§ WHAT THE TASK REQUIRES:
Your task is to repeat the listing exactly.

§ DATA LINES:
-.-.-
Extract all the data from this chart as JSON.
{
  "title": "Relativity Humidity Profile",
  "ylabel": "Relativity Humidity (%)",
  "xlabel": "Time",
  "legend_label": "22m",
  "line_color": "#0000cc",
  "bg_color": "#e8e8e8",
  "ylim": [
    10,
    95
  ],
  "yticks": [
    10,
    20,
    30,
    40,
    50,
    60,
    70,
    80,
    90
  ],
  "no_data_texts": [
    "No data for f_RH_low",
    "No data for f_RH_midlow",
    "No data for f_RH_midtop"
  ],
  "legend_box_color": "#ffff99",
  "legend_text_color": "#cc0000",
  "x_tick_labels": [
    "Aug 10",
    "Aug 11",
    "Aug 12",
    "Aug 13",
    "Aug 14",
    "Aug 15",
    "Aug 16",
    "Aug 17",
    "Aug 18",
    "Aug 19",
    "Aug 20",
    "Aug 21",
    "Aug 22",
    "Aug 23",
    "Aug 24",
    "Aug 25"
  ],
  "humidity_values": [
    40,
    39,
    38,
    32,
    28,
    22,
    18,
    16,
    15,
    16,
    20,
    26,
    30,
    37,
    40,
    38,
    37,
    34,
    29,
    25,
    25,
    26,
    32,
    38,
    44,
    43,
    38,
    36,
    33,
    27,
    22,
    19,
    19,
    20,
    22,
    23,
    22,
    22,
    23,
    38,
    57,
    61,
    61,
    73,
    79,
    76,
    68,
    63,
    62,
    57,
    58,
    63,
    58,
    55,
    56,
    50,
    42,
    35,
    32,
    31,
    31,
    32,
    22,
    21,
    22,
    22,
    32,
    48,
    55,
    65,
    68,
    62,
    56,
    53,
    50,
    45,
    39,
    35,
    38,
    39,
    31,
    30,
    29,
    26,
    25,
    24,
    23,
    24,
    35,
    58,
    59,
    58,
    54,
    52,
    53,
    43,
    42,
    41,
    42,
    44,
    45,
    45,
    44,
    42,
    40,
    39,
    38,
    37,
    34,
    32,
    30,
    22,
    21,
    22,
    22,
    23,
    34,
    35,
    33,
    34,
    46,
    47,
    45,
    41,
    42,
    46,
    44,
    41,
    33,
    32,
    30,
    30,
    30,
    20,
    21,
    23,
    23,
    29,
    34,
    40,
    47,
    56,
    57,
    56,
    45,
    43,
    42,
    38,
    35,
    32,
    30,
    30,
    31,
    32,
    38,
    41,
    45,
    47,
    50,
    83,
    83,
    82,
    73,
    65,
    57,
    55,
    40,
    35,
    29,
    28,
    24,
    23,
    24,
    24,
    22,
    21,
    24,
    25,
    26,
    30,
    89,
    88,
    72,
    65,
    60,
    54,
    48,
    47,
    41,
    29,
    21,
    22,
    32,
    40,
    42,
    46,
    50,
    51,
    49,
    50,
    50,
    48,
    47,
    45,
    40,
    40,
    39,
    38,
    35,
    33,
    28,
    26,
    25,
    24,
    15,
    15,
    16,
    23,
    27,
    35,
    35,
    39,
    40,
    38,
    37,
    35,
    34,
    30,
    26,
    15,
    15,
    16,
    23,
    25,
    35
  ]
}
-.-.-
§ WORKED SOLUTION:
Extract all the data from this chart as JSON.
{
  "title": "Relativity Humidity Profile",
  "ylabel": "Relativity Humidity (%)",
  "xlabel": "Time",
  "legend_label": "22m",
  "line_color": "#0000cc",
  "bg_color": "#e8e8e8",
  "ylim": [
    10,
    95
  ],
  "yticks": [
    10,
    20,
    30,
    40,
    50,
    60,
    70,
    80,
    90
  ],
  "no_data_texts": [
    "No data for f_RH_low",
    "No data for f_RH_midlow",
    "No data for f_RH_midtop"
  ],
  "legend_box_color": "#ffff99",
  "legend_text_color": "#cc0000",
  "x_tick_labels": [
    "Aug 10",
    "Aug 11",
    "Aug 12",
    "Aug 13",
    "Aug 14",
    "Aug 15",
    "Aug 16",
    "Aug 17",
    "Aug 18",
    "Aug 19",
    "Aug 20",
    "Aug 21",
    "Aug 22",
    "Aug 23",
    "Aug 24",
    "Aug 25"
  ],
  "humidity_values": [
    40,
    39,
    38,
    32,
    28,
    22,
    18,
    16,
    15,
    16,
    20,
    26,
    30,
    37,
    40,
    38,
    37,
    34,
    29,
    25,
    25,
    26,
    32,
    38,
    44,
    43,
    38,
    36,
    33,
    27,
    22,
    19,
    19,
    20,
    22,
    23,
    22,
    22,
    23,
    38,
    57,
    61,
    61,
    73,
    79,
    76,
    68,
    63,
    62,
    57,
    58,
    63,
    58,
    55,
    56,
    50,
    42,
    35,
    32,
    31,
    31,
    32,
    22,
    21,
    22,
    22,
    32,
    48,
    55,
    65,
    68,
    62,
    56,
    53,
    50,
    45,
    39,
    35,
    38,
    39,
    31,
    30,
    29,
    26,
    25,
    24,
    23,
    24,
    35,
    58,
    59,
    58,
    54,
    52,
    53,
    43,
    42,
    41,
    42,
    44,
    45,
    45,
    44,
    42,
    40,
    39,
    38,
    37,
    34,
    32,
    30,
    22,
    21,
    22,
    22,
    23,
    34,
    35,
    33,
    34,
    46,
    47,
    45,
    41,
    42,
    46,
    44,
    41,
    33,
    32,
    30,
    30,
    30,
    20,
    21,
    23,
    23,
    29,
    34,
    40,
    47,
    56,
    57,
    56,
    45,
    43,
    42,
    38,
    35,
    32,
    30,
    30,
    31,
    32,
    38,
    41,
    45,
    47,
    50,
    83,
    83,
    82,
    73,
    65,
    57,
    55,
    40,
    35,
    29,
    28,
    24,
    23,
    24,
    24,
    22,
    21,
    24,
    25,
    26,
    30,
    89,
    88,
    72,
    65,
    60,
    54,
    48,
    47,
    41,
    29,
    21,
    22,
    32,
    40,
    42,
    46,
    50,
    51,
    49,
    50,
    50,
    48,
    47,
    45,
    40,
    40,
    39,
    38,
    35,
    33,
    28,
    26,
    25,
    24,
    15,
    15,
    16,
    23,
    27,
    35,
    35,
    39,
    40,
    38,
    37,
    35,
    34,
    30,
    26,
    15,
    15,
    16,
    23,
    25,
    35
  ]
}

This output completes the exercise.